• [YOUR GOAL]
The records below are to be repeated in full, exactly as they are.

╭─ PROVIDED MATERIAL

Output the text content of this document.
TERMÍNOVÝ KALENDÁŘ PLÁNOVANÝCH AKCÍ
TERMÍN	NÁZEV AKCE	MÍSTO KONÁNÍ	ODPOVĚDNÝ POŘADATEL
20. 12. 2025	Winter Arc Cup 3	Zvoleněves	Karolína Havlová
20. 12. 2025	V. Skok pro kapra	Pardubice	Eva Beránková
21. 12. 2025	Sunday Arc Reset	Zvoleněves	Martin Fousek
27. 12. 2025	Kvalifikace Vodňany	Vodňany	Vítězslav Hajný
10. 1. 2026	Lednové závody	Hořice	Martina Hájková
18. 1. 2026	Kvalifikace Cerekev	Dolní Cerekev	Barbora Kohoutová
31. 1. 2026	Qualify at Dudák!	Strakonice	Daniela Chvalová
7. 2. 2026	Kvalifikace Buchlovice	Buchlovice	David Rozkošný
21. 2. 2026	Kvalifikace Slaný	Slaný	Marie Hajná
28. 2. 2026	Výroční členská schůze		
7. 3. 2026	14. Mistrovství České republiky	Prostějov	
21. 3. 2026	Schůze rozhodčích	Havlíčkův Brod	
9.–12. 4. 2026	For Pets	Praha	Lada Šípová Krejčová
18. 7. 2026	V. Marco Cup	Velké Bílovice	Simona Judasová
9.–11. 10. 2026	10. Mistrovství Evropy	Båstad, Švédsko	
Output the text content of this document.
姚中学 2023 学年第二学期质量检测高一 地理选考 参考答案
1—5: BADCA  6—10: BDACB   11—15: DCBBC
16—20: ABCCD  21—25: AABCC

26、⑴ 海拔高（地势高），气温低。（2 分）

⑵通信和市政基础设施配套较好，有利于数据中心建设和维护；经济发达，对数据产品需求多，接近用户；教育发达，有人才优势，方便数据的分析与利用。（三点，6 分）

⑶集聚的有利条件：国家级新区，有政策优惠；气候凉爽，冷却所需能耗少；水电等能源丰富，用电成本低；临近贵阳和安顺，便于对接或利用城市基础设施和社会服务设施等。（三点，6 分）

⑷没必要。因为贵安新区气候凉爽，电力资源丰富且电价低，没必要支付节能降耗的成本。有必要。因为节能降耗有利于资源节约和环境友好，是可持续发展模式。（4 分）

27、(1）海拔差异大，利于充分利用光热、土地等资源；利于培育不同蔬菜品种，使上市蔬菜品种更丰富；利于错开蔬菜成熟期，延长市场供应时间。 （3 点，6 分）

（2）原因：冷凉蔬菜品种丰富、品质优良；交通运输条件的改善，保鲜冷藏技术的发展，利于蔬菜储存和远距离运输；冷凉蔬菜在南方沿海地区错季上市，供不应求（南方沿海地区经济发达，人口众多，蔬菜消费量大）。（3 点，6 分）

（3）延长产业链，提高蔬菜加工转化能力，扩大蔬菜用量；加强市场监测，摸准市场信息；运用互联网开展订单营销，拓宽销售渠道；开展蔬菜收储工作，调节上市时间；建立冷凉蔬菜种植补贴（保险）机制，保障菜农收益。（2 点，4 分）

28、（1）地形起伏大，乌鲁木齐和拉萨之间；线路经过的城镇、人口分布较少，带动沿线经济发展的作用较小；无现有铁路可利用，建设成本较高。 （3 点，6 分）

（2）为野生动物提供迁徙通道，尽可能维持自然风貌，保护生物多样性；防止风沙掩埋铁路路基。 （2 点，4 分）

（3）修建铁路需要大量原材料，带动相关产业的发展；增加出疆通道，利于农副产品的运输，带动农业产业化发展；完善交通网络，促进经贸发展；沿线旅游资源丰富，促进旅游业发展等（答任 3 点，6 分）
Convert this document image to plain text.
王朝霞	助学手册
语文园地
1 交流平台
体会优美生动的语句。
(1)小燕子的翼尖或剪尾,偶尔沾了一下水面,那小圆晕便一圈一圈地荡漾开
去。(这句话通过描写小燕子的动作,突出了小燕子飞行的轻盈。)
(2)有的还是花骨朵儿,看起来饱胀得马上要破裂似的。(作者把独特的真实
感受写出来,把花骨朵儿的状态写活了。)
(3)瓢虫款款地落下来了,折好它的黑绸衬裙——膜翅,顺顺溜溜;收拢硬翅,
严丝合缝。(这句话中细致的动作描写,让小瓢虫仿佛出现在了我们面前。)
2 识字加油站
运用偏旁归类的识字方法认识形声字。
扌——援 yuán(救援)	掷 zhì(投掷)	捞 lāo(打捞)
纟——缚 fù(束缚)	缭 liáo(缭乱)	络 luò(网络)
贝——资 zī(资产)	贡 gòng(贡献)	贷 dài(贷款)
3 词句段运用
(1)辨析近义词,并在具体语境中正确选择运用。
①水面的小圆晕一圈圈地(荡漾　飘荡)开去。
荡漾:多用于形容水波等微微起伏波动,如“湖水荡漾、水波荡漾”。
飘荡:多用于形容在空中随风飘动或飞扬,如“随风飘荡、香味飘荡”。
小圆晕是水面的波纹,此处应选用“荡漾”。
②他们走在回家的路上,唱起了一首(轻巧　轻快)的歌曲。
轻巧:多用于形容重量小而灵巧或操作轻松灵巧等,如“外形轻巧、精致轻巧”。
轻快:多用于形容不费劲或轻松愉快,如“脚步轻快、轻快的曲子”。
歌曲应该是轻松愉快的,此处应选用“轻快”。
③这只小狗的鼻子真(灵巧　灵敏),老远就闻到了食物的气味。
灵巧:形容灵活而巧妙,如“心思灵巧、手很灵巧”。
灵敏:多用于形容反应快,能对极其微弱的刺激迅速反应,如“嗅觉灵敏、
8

╰─

• [TASK RESPONSE]
Output the text content of this document.
TERMÍNOVÝ KALENDÁŘ PLÁNOVANÝCH AKCÍ
TERMÍN	NÁZEV AKCE	MÍSTO KONÁNÍ	ODPOVĚDNÝ POŘADATEL
20. 12. 2025	Winter Arc Cup 3	Zvoleněves	Karolína Havlová
20. 12. 2025	V. Skok pro kapra	Pardubice	Eva Beránková
21. 12. 2025	Sunday Arc Reset	Zvoleněves	Martin Fousek
27. 12. 2025	Kvalifikace Vodňany	Vodňany	Vítězslav Hajný
10. 1. 2026	Lednové závody	Hořice	Martina Hájková
18. 1. 2026	Kvalifikace Cerekev	Dolní Cerekev	Barbora Kohoutová
31. 1. 2026	Qualify at Dudák!	Strakonice	Daniela Chvalová
7. 2. 2026	Kvalifikace Buchlovice	Buchlovice	David Rozkošný
21. 2. 2026	Kvalifikace Slaný	Slaný	Marie Hajná
28. 2. 2026	Výroční členská schůze		
7. 3. 2026	14. Mistrovství České republiky	Prostějov	
21. 3. 2026	Schůze rozhodčích	Havlíčkův Brod	
9.–12. 4. 2026	For Pets	Praha	Lada Šípová Krejčová
18. 7. 2026	V. Marco Cup	Velké Bílovice	Simona Judasová
9.–11. 10. 2026	10. Mistrovství Evropy	Båstad, Švédsko	
Output the text content of this document.
姚中学 2023 学年第二学期质量检测高一 地理选考 参考答案
1—5: BADCA  6—10: BDACB   11—15: DCBBC
16—20: ABCCD  21—25: AABCC

26、⑴ 海拔高（地势高），气温低。（2 分）

⑵通信和市政基础设施配套较好，有利于数据中心建设和维护；经济发达，对数据产品需求多，接近用户；教育发达，有人才优势，方便数据的分析与利用。（三点，6 分）

⑶集聚的有利条件：国家级新区，有政策优惠；气候凉爽，冷却所需能耗少；水电等能源丰富，用电成本低；临近贵阳和安顺，便于对接或利用城市基础设施和社会服务设施等。（三点，6 分）

⑷没必要。因为贵安新区气候凉爽，电力资源丰富且电价低，没必要支付节能降耗的成本。有必要。因为节能降耗有利于资源节约和环境友好，是可持续发展模式。（4 分）

27、(1）海拔差异大，利于充分利用光热、土地等资源；利于培育不同蔬菜品种，使上市蔬菜品种更丰富；利于错开蔬菜成熟期，延长市场供应时间。 （3 点，6 分）

（2）原因：冷凉蔬菜品种丰富、品质优良；交通运输条件的改善，保鲜冷藏技术的发展，利于蔬菜储存和远距离运输；冷凉蔬菜在南方沿海地区错季上市，供不应求（南方沿海地区经济发达，人口众多，蔬菜消费量大）。（3 点，6 分）

（3）延长产业链，提高蔬菜加工转化能力，扩大蔬菜用量；加强市场监测，摸准市场信息；运用互联网开展订单营销，拓宽销售渠道；开展蔬菜收储工作，调节上市时间；建立冷凉蔬菜种植补贴（保险）机制，保障菜农收益。（2 点，4 分）

28、（1）地形起伏大，乌鲁木齐和拉萨之间；线路经过的城镇、人口分布较少，带动沿线经济发展的作用较小；无现有铁路可利用，建设成本较高。 （3 点，6 分）

（2）为野生动物提供迁徙通道，尽可能维持自然风貌，保护生物多样性；防止风沙掩埋铁路路基。 （2 点，4 分）

（3）修建铁路需要大量原材料，带动相关产业的发展；增加出疆通道，利于农副产品的运输，带动农业产业化发展；完善交通网络，促进经贸发展；沿线旅游资源丰富，促进旅游业发展等（答任 3 点，6 分）
Convert this document image to plain text.
王朝霞	助学手册
语文园地
1 交流平台
体会优美生动的语句。
(1)小燕子的翼尖或剪尾,偶尔沾了一下水面,那小圆晕便一圈一圈地荡漾开
去。(这句话通过描写小燕子的动作,突出了小燕子飞行的轻盈。)
(2)有的还是花骨朵儿,看起来饱胀得马上要破裂似的。(作者把独特的真实
感受写出来,把花骨朵儿的状态写活了。)
(3)瓢虫款款地落下来了,折好它的黑绸衬裙——膜翅,顺顺溜溜;收拢硬翅,
严丝合缝。(这句话中细致的动作描写,让小瓢虫仿佛出现在了我们面前。)
2 识字加油站
运用偏旁归类的识字方法认识形声字。
扌——援 yuán(救援)	掷 zhì(投掷)	捞 lāo(打捞)
纟——缚 fù(束缚)	缭 liáo(缭乱)	络 luò(网络)
贝——资 zī(资产)	贡 gòng(贡献)	贷 dài(贷款)
3 词句段运用
(1)辨析近义词,并在具体语境中正确选择运用。
①水面的小圆晕一圈圈地(荡漾　飘荡)开去。
荡漾:多用于形容水波等微微起伏波动,如“湖水荡漾、水波荡漾”。
飘荡:多用于形容在空中随风飘动或飞扬,如“随风飘荡、香味飘荡”。
小圆晕是水面的波纹,此处应选用“荡漾”。
②他们走在回家的路上,唱起了一首(轻巧　轻快)的歌曲。
轻巧:多用于形容重量小而灵巧或操作轻松灵巧等,如“外形轻巧、精致轻巧”。
轻快:多用于形容不费劲或轻松愉快,如“脚步轻快、轻快的曲子”。
歌曲应该是轻松愉快的,此处应选用“轻快”。
③这只小狗的鼻子真(灵巧　灵敏),老远就闻到了食物的气味。
灵巧:形容灵活而巧妙,如“心思灵巧、手很灵巧”。
灵敏:多用于形容反应快,能对极其微弱的刺激迅速反应,如“嗅觉灵敏、
8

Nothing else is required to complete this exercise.